'''

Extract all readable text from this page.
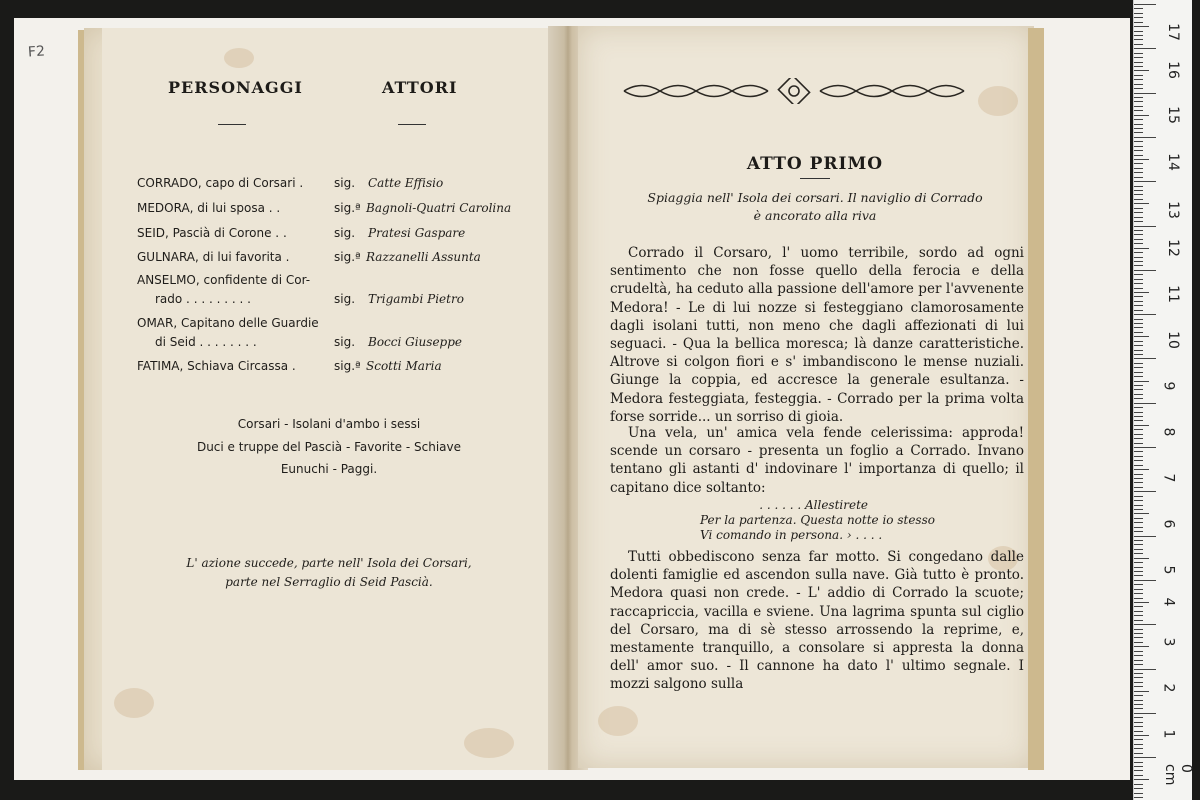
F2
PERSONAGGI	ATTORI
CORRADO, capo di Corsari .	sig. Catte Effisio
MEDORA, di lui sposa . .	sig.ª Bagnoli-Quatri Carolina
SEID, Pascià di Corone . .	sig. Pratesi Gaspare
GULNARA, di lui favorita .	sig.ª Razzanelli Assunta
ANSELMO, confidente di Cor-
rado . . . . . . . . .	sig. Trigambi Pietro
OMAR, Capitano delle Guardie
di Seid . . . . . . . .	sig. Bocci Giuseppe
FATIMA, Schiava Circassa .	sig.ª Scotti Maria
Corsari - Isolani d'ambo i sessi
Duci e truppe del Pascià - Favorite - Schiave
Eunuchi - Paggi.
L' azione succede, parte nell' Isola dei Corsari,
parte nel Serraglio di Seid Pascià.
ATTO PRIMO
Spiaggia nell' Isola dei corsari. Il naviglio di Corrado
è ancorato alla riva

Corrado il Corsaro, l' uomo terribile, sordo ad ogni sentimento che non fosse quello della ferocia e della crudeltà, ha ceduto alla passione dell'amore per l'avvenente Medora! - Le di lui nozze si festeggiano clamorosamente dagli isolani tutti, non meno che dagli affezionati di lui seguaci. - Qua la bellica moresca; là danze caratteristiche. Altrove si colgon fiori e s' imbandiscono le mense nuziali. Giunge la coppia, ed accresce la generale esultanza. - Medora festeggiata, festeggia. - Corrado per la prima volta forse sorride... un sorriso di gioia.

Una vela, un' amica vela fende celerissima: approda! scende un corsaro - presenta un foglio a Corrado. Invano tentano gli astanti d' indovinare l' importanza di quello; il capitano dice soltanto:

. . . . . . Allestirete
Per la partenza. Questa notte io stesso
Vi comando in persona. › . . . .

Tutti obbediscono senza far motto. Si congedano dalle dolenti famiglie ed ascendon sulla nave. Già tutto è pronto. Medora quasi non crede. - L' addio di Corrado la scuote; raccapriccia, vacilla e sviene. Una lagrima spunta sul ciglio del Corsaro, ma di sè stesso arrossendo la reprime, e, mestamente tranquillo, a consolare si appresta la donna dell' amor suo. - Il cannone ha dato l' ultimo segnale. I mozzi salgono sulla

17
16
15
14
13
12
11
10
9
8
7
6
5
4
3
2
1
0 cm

'''

= Exercise task =
Look for the word "quello" in every line of the listing and copy the lines that have it.

= The output =
Corrado il Corsaro, l' uomo terribile, sordo ad ogni sentimento che non fosse quello della ferocia e della crudeltà, ha ceduto alla passione dell'amore per l'avvenente Medora! - Le di lui nozze si festeggiano clamorosamente dagli isolani tutti, non meno che dagli affezionati di lui seguaci. - Qua la bellica moresca; là danze caratteristiche. Altrove si colgon fiori e s' imbandiscono le mense nuziali. Giunge la coppia, ed accresce la generale esultanza. - Medora festeggiata, festeggia. - Corrado per la prima volta forse sorride... un sorriso di gioia.
Una vela, un' amica vela fende celerissima: approda! scende un corsaro - presenta un foglio a Corrado. Invano tentano gli astanti d' indovinare l' importanza di quello; il capitano dice soltanto:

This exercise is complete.